Start of Given records

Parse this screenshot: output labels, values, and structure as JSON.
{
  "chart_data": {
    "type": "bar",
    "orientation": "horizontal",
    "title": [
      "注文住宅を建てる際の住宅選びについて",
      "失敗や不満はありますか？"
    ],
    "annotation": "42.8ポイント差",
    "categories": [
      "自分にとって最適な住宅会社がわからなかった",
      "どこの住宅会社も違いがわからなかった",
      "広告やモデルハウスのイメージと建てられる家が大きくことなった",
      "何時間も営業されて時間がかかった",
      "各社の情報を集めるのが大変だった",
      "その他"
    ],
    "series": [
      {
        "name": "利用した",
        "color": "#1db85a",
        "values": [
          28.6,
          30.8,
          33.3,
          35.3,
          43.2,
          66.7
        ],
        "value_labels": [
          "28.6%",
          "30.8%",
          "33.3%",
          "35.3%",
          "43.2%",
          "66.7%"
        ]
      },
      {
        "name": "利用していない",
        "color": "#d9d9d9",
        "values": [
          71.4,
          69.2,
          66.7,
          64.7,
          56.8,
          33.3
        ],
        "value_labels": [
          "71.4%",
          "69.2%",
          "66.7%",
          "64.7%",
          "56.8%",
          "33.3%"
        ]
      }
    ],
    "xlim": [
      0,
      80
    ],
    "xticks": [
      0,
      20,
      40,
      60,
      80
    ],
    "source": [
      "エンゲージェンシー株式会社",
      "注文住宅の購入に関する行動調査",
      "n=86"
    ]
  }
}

End of Given records

● **Task description**: Copy the entries above exactly, leaving none out.

● **Reply to the exercise**:
Parse this screenshot: output labels, values, and structure as JSON.
{
  "chart_data": {
    "type": "bar",
    "orientation": "horizontal",
    "title": [
      "注文住宅を建てる際の住宅選びについて",
      "失敗や不満はありますか？"
    ],
    "annotation": "42.8ポイント差",
    "categories": [
      "自分にとって最適な住宅会社がわからなかった",
      "どこの住宅会社も違いがわからなかった",
      "広告やモデルハウスのイメージと建てられる家が大きくことなった",
      "何時間も営業されて時間がかかった",
      "各社の情報を集めるのが大変だった",
      "その他"
    ],
    "series": [
      {
        "name": "利用した",
        "color": "#1db85a",
        "values": [
          28.6,
          30.8,
          33.3,
          35.3,
          43.2,
          66.7
        ],
        "value_labels": [
          "28.6%",
          "30.8%",
          "33.3%",
          "35.3%",
          "43.2%",
          "66.7%"
        ]
      },
      {
        "name": "利用していない",
        "color": "#d9d9d9",
        "values": [
          71.4,
          69.2,
          66.7,
          64.7,
          56.8,
          33.3
        ],
        "value_labels": [
          "71.4%",
          "69.2%",
          "66.7%",
          "64.7%",
          "56.8%",
          "33.3%"
        ]
      }
    ],
    "xlim": [
      0,
      80
    ],
    "xticks": [
      0,
      20,
      40,
      60,
      80
    ],
    "source": [
      "エンゲージェンシー株式会社",
      "注文住宅の購入に関する行動調査",
      "n=86"
    ]
  }
}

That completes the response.